Extracted text >>
In this respect it appears that on .. November, 1962, the Youth Welfare Office
of the City of Munich (Stadtjugendamt) in its capacity as guardian of Gabriel
E. laid with the Public Prosecutor's Office in Bonn charges against the
applicant of having failed to support the child (Unterhaltspflichtverletzung)
within the meaning of Article 170 b of the Penal Code. These charges were
referred to the Public Prosecutor's Office in Munich, apparently on the ground
that the charges also covered the period when the applicant was still living
in and near Munich. The applicant, however, considers this decision as a
violation of Articles 8 and 9 of the Code of Criminal Procedure which provide
that criminal proceedings may also be conducted in the district where the
applicant actually has his residence or where he had been arrested. He also
considers that no criminal proceedings could have been instituted before the
civil paternity suit in Bonn had been finally decided.

At the District Court in Munich the case was first dealt with by Judge Dr. G.
The applicant questions the impartiality of this judge and alleges that the
judge's wife has been his opponent in the proceedings concerning the custody
of his niece and nephew but he has failed to explain this allegation. In
particular, he complains of the decision of .. November, 1964, by Judge Dr. G.
to obtain an expert opinion from Professor Dr. I. It appears that subsequently
the case was dealt with by another judge, Mrs. J., who on .. May, 1967,
convicted the applicant and sentenced him to 5 months' imprisonment for the
failure to pay maintenance for the child. The applicant was given credit for
a period of detention on remand from .. October to .. November, 1965, and the
remainder of the sentence was suspended on probation. The applicant has failed
to provide any details with regard to his arrest and detention on remand but
complains that, as a consequence, he lost both his employment and his
apartment and was even refused unemployment benefits for 4 weeks since he
refused to accept a job as dish-washer.

By the District Court judgement of .. May, 1967, the applicant was also
convicted of having made defamatory statements (&Atilde;¼ble Nachrede) about District
Court Judge A. of Munich who had dealt with the proceedings concerning the
custody of his niece and nephew. In a letter to a superior he had called Judge
A. a "liar" and accused him of having intimate relations with the divorced
wife of Abad X. and of having conspired with her with a view to having the
children brought to the Soviet Union.

The applicant lodged with the Regional Court of Munich I an appeal (Berufung)
from the conviction and sentence of .. May, 1967. The date for the appeal
hearing was fixed for .. February, 1968, but the applicant has given no
information on the outcome of the appeal proceedings.

V. As a result of the applicant's refusal to pay alimony for the illegitimate
child, the competent administrative authority of the City of Bonn,
(Oberstadtdirektor - Ordnungsamt) refused several times since .. April, 1961,
to prolong the applicant's international travel document or to issue a new
one, on the ground that he might try to shirk his obligation to pay
maintenance. Against the last of these decisions dated .. February, 1965, the
applicant appealed to the Administrative Court at Cologne but apparently
without success.

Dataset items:
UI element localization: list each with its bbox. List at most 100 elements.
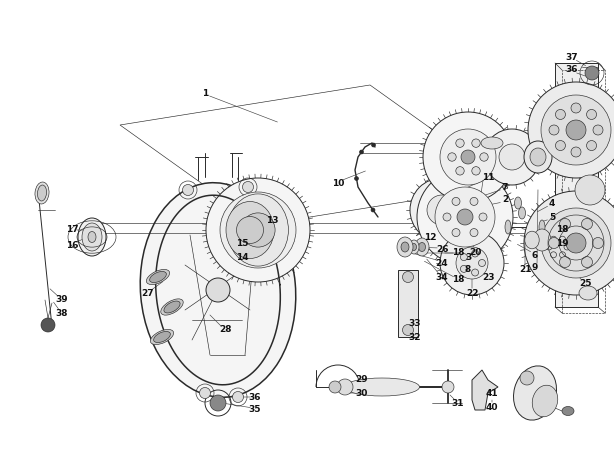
Circle shape xyxy=(571,147,581,157)
Text: 5: 5 xyxy=(549,212,555,221)
Circle shape xyxy=(206,278,230,302)
Circle shape xyxy=(270,241,281,253)
Circle shape xyxy=(276,225,287,236)
Ellipse shape xyxy=(513,366,556,420)
Circle shape xyxy=(593,125,603,135)
Ellipse shape xyxy=(344,378,419,396)
Ellipse shape xyxy=(419,243,426,251)
Ellipse shape xyxy=(530,148,546,166)
Ellipse shape xyxy=(164,301,180,313)
Circle shape xyxy=(243,181,254,192)
Ellipse shape xyxy=(82,223,102,251)
Circle shape xyxy=(559,256,570,267)
Text: 33: 33 xyxy=(409,319,421,327)
Circle shape xyxy=(228,225,239,236)
Text: 16: 16 xyxy=(66,240,78,249)
Circle shape xyxy=(472,269,478,276)
Ellipse shape xyxy=(532,385,558,417)
Circle shape xyxy=(541,95,611,165)
Circle shape xyxy=(541,208,611,278)
Text: 27: 27 xyxy=(142,288,154,297)
Text: 35: 35 xyxy=(249,406,261,415)
Circle shape xyxy=(452,228,460,237)
Ellipse shape xyxy=(579,286,597,300)
Text: 18: 18 xyxy=(452,276,464,285)
Text: 39: 39 xyxy=(56,295,68,304)
Polygon shape xyxy=(398,270,418,337)
Circle shape xyxy=(586,141,597,151)
Circle shape xyxy=(250,222,266,238)
Text: 4: 4 xyxy=(549,199,555,208)
Circle shape xyxy=(530,219,586,275)
Circle shape xyxy=(520,371,534,385)
Circle shape xyxy=(472,250,478,257)
Text: 32: 32 xyxy=(409,332,421,342)
Text: 8: 8 xyxy=(465,266,471,275)
Circle shape xyxy=(456,167,464,175)
Circle shape xyxy=(499,144,525,170)
Circle shape xyxy=(41,318,55,332)
Circle shape xyxy=(546,244,552,250)
Circle shape xyxy=(270,208,281,218)
Text: 1: 1 xyxy=(202,88,208,97)
Text: 38: 38 xyxy=(56,308,68,317)
Ellipse shape xyxy=(35,182,49,204)
Circle shape xyxy=(472,167,480,175)
Circle shape xyxy=(566,233,586,253)
Text: 25: 25 xyxy=(579,278,591,287)
Text: 10: 10 xyxy=(332,179,344,188)
Text: 28: 28 xyxy=(219,325,231,334)
Circle shape xyxy=(478,259,486,266)
Polygon shape xyxy=(472,370,498,410)
Circle shape xyxy=(371,208,375,212)
Circle shape xyxy=(470,198,478,205)
Circle shape xyxy=(440,231,504,295)
Circle shape xyxy=(252,200,263,211)
Text: 6: 6 xyxy=(532,250,538,259)
Circle shape xyxy=(581,218,593,229)
Circle shape xyxy=(566,120,586,140)
Circle shape xyxy=(448,153,456,161)
Text: 2: 2 xyxy=(502,196,508,205)
Circle shape xyxy=(252,248,263,259)
Circle shape xyxy=(564,244,570,250)
Circle shape xyxy=(581,256,593,267)
Circle shape xyxy=(460,266,467,272)
Circle shape xyxy=(236,217,263,244)
Circle shape xyxy=(548,238,559,248)
Circle shape xyxy=(417,169,513,265)
Ellipse shape xyxy=(524,141,552,173)
Circle shape xyxy=(575,175,605,205)
Ellipse shape xyxy=(411,244,416,250)
Text: 15: 15 xyxy=(236,238,248,247)
Circle shape xyxy=(440,129,496,185)
Ellipse shape xyxy=(409,240,419,254)
Ellipse shape xyxy=(415,238,429,256)
Circle shape xyxy=(461,150,475,164)
Circle shape xyxy=(456,247,488,279)
Circle shape xyxy=(410,178,474,242)
Text: 37: 37 xyxy=(565,53,578,61)
Circle shape xyxy=(472,139,480,147)
Text: 29: 29 xyxy=(356,376,368,384)
Text: 12: 12 xyxy=(424,232,437,241)
Circle shape xyxy=(456,139,464,147)
Circle shape xyxy=(206,178,310,282)
Circle shape xyxy=(182,184,193,196)
Text: 40: 40 xyxy=(486,402,498,411)
Ellipse shape xyxy=(88,231,96,243)
Ellipse shape xyxy=(154,332,170,342)
Circle shape xyxy=(360,150,363,154)
Ellipse shape xyxy=(150,271,166,283)
Text: 23: 23 xyxy=(482,273,494,282)
Text: 36: 36 xyxy=(249,392,261,401)
Circle shape xyxy=(549,125,559,135)
Circle shape xyxy=(524,191,614,295)
Circle shape xyxy=(452,198,460,205)
Ellipse shape xyxy=(518,207,526,219)
Ellipse shape xyxy=(515,197,521,209)
Text: 3: 3 xyxy=(465,253,471,262)
Circle shape xyxy=(443,213,451,221)
Text: 24: 24 xyxy=(436,258,448,267)
Circle shape xyxy=(470,228,478,237)
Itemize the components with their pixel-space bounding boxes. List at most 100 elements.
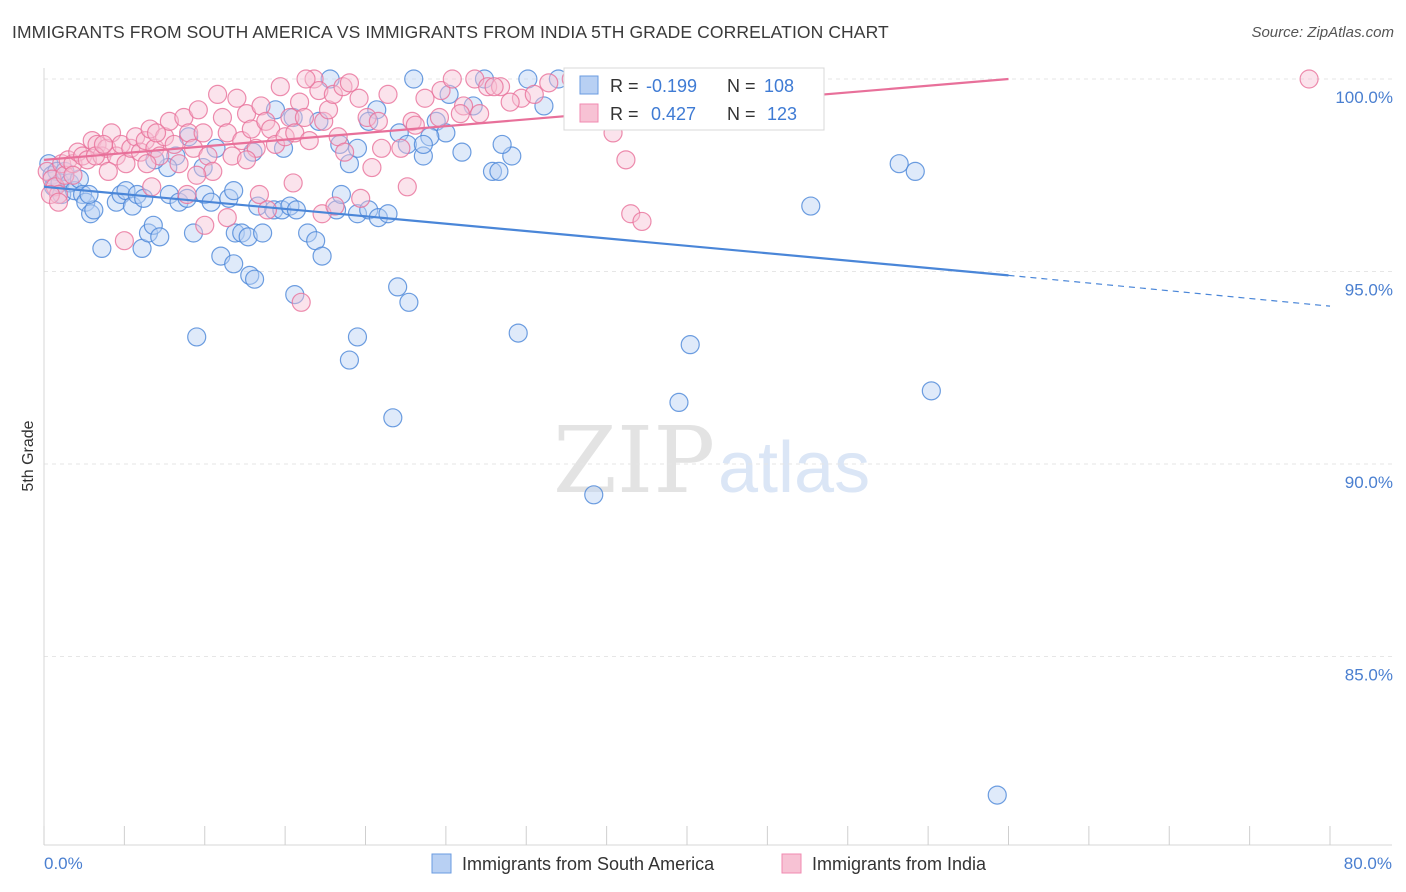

The request >> Based on the case excerpt, decide whether each statement agrees with it: (a) Judge Dr. G. convicted the applicant in May 1967; (b) the remainder of the applicant's sentence was suspended on probation; (c) the applicant reported that the Regional Court dismissed his appeal. For each, answer yes or no and quote the deciding words.

Task answer >>
(a) No: "the case was dealt with by another judge, Mrs. J., who on .. May, 1967, convicted the applicant"
(b) Yes: "the remainder of the sentence was suspended on probation"
(c) No: "the applicant has given no information on the outcome of the appeal proceedings"